Request — Repeat every record below exactly as written.

Data for this task —
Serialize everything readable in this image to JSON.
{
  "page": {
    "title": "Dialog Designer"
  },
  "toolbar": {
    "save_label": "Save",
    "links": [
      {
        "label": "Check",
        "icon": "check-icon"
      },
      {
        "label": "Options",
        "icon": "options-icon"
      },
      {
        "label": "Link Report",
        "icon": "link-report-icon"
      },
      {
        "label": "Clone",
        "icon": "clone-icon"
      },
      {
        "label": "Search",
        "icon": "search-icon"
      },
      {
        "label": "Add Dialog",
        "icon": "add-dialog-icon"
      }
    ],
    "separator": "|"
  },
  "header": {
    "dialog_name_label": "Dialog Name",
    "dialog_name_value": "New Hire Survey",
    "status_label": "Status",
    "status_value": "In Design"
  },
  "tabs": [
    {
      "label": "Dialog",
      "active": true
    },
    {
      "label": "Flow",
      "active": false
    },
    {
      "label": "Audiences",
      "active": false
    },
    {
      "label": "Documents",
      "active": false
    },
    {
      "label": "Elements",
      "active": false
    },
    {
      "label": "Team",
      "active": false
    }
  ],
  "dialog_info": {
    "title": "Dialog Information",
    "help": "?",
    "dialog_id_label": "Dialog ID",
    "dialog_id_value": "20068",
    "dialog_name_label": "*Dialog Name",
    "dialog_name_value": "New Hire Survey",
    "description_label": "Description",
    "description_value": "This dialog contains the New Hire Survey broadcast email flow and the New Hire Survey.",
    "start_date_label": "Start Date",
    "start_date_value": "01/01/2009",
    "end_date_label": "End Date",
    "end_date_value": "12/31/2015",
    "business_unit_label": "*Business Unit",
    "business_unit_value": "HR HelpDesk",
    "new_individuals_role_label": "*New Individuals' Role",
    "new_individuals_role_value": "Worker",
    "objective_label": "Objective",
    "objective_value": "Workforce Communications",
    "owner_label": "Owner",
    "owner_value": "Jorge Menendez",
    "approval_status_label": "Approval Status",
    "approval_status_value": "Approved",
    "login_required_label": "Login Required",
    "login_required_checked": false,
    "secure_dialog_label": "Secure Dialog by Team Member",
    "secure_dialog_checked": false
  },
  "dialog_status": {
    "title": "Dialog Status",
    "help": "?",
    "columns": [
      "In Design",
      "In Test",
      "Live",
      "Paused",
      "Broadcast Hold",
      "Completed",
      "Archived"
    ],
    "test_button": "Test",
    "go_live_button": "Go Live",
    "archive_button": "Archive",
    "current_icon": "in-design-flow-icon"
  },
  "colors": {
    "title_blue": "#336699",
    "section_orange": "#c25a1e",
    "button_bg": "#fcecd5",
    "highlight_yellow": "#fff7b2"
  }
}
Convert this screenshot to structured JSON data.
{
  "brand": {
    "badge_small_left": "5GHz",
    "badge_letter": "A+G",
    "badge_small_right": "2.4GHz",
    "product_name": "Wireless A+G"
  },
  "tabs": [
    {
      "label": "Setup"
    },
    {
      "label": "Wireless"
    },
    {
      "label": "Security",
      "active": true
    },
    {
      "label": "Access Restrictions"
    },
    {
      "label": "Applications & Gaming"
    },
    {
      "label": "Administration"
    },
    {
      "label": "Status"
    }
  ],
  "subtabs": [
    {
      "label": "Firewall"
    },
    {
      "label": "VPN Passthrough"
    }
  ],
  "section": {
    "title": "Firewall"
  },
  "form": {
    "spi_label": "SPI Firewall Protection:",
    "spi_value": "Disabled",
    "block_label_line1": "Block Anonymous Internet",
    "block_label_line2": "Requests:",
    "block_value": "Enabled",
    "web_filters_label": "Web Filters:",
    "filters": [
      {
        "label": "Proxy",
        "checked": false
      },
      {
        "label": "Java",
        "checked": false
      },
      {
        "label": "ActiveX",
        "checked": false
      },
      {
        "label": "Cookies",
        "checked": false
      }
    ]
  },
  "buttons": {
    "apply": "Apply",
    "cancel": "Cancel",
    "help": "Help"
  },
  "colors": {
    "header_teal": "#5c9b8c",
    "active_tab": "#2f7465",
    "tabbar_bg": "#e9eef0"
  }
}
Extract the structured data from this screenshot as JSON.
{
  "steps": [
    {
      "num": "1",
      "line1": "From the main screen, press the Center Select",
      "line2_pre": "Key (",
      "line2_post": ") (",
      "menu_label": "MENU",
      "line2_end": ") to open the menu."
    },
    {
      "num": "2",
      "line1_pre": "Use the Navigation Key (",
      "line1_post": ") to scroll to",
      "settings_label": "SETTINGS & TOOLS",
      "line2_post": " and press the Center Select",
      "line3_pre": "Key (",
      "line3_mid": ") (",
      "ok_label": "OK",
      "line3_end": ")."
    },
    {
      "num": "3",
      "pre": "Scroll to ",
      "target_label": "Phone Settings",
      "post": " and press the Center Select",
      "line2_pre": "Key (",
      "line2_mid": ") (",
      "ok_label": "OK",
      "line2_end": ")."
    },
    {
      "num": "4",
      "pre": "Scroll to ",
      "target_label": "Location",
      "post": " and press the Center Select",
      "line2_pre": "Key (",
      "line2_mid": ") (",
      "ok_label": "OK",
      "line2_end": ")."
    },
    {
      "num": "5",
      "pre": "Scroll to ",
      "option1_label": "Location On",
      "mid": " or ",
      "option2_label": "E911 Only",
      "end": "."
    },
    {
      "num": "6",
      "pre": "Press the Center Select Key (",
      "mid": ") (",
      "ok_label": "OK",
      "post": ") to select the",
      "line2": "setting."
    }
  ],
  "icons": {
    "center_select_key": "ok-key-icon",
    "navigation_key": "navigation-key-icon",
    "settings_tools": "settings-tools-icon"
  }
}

Solution to the exercise —
Serialize everything readable in this image to JSON.
{
  "page": {
    "title": "Dialog Designer"
  },
  "toolbar": {
    "save_label": "Save",
    "links": [
      {
        "label": "Check",
        "icon": "check-icon"
      },
      {
        "label": "Options",
        "icon": "options-icon"
      },
      {
        "label": "Link Report",
        "icon": "link-report-icon"
      },
      {
        "label": "Clone",
        "icon": "clone-icon"
      },
      {
        "label": "Search",
        "icon": "search-icon"
      },
      {
        "label": "Add Dialog",
        "icon": "add-dialog-icon"
      }
    ],
    "separator": "|"
  },
  "header": {
    "dialog_name_label": "Dialog Name",
    "dialog_name_value": "New Hire Survey",
    "status_label": "Status",
    "status_value": "In Design"
  },
  "tabs": [
    {
      "label": "Dialog",
      "active": true
    },
    {
      "label": "Flow",
      "active": false
    },
    {
      "label": "Audiences",
      "active": false
    },
    {
      "label": "Documents",
      "active": false
    },
    {
      "label": "Elements",
      "active": false
    },
    {
      "label": "Team",
      "active": false
    }
  ],
  "dialog_info": {
    "title": "Dialog Information",
    "help": "?",
    "dialog_id_label": "Dialog ID",
    "dialog_id_value": "20068",
    "dialog_name_label": "*Dialog Name",
    "dialog_name_value": "New Hire Survey",
    "description_label": "Description",
    "description_value": "This dialog contains the New Hire Survey broadcast email flow and the New Hire Survey.",
    "start_date_label": "Start Date",
    "start_date_value": "01/01/2009",
    "end_date_label": "End Date",
    "end_date_value": "12/31/2015",
    "business_unit_label": "*Business Unit",
    "business_unit_value": "HR HelpDesk",
    "new_individuals_role_label": "*New Individuals' Role",
    "new_individuals_role_value": "Worker",
    "objective_label": "Objective",
    "objective_value": "Workforce Communications",
    "owner_label": "Owner",
    "owner_value": "Jorge Menendez",
    "approval_status_label": "Approval Status",
    "approval_status_value": "Approved",
    "login_required_label": "Login Required",
    "login_required_checked": false,
    "secure_dialog_label": "Secure Dialog by Team Member",
    "secure_dialog_checked": false
  },
  "dialog_status": {
    "title": "Dialog Status",
    "help": "?",
    "columns": [
      "In Design",
      "In Test",
      "Live",
      "Paused",
      "Broadcast Hold",
      "Completed",
      "Archived"
    ],
    "test_button": "Test",
    "go_live_button": "Go Live",
    "archive_button": "Archive",
    "current_icon": "in-design-flow-icon"
  },
  "colors": {
    "title_blue": "#336699",
    "section_orange": "#c25a1e",
    "button_bg": "#fcecd5",
    "highlight_yellow": "#fff7b2"
  }
}
Convert this screenshot to structured JSON data.
{
  "brand": {
    "badge_small_left": "5GHz",
    "badge_letter": "A+G",
    "badge_small_right": "2.4GHz",
    "product_name": "Wireless A+G"
  },
  "tabs": [
    {
      "label": "Setup"
    },
    {
      "label": "Wireless"
    },
    {
      "label": "Security",
      "active": true
    },
    {
      "label": "Access Restrictions"
    },
    {
      "label": "Applications & Gaming"
    },
    {
      "label": "Administration"
    },
    {
      "label": "Status"
    }
  ],
  "subtabs": [
    {
      "label": "Firewall"
    },
    {
      "label": "VPN Passthrough"
    }
  ],
  "section": {
    "title": "Firewall"
  },
  "form": {
    "spi_label": "SPI Firewall Protection:",
    "spi_value": "Disabled",
    "block_label_line1": "Block Anonymous Internet",
    "block_label_line2": "Requests:",
    "block_value": "Enabled",
    "web_filters_label": "Web Filters:",
    "filters": [
      {
        "label": "Proxy",
        "checked": false
      },
      {
        "label": "Java",
        "checked": false
      },
      {
        "label": "ActiveX",
        "checked": false
      },
      {
        "label": "Cookies",
        "checked": false
      }
    ]
  },
  "buttons": {
    "apply": "Apply",
    "cancel": "Cancel",
    "help": "Help"
  },
  "colors": {
    "header_teal": "#5c9b8c",
    "active_tab": "#2f7465",
    "tabbar_bg": "#e9eef0"
  }
}
Extract the structured data from this screenshot as JSON.
{
  "steps": [
    {
      "num": "1",
      "line1": "From the main screen, press the Center Select",
      "line2_pre": "Key (",
      "line2_post": ") (",
      "menu_label": "MENU",
      "line2_end": ") to open the menu."
    },
    {
      "num": "2",
      "line1_pre": "Use the Navigation Key (",
      "line1_post": ") to scroll to",
      "settings_label": "SETTINGS & TOOLS",
      "line2_post": " and press the Center Select",
      "line3_pre": "Key (",
      "line3_mid": ") (",
      "ok_label": "OK",
      "line3_end": ")."
    },
    {
      "num": "3",
      "pre": "Scroll to ",
      "target_label": "Phone Settings",
      "post": " and press the Center Select",
      "line2_pre": "Key (",
      "line2_mid": ") (",
      "ok_label": "OK",
      "line2_end": ")."
    },
    {
      "num": "4",
      "pre": "Scroll to ",
      "target_label": "Location",
      "post": " and press the Center Select",
      "line2_pre": "Key (",
      "line2_mid": ") (",
      "ok_label": "OK",
      "line2_end": ")."
    },
    {
      "num": "5",
      "pre": "Scroll to ",
      "option1_label": "Location On",
      "mid": " or ",
      "option2_label": "E911 Only",
      "end": "."
    },
    {
      "num": "6",
      "pre": "Press the Center Select Key (",
      "mid": ") (",
      "ok_label": "OK",
      "post": ") to select the",
      "line2": "setting."
    }
  ],
  "icons": {
    "center_select_key": "ok-key-icon",
    "navigation_key": "navigation-key-icon",
    "settings_tools": "settings-tools-icon"
  }
}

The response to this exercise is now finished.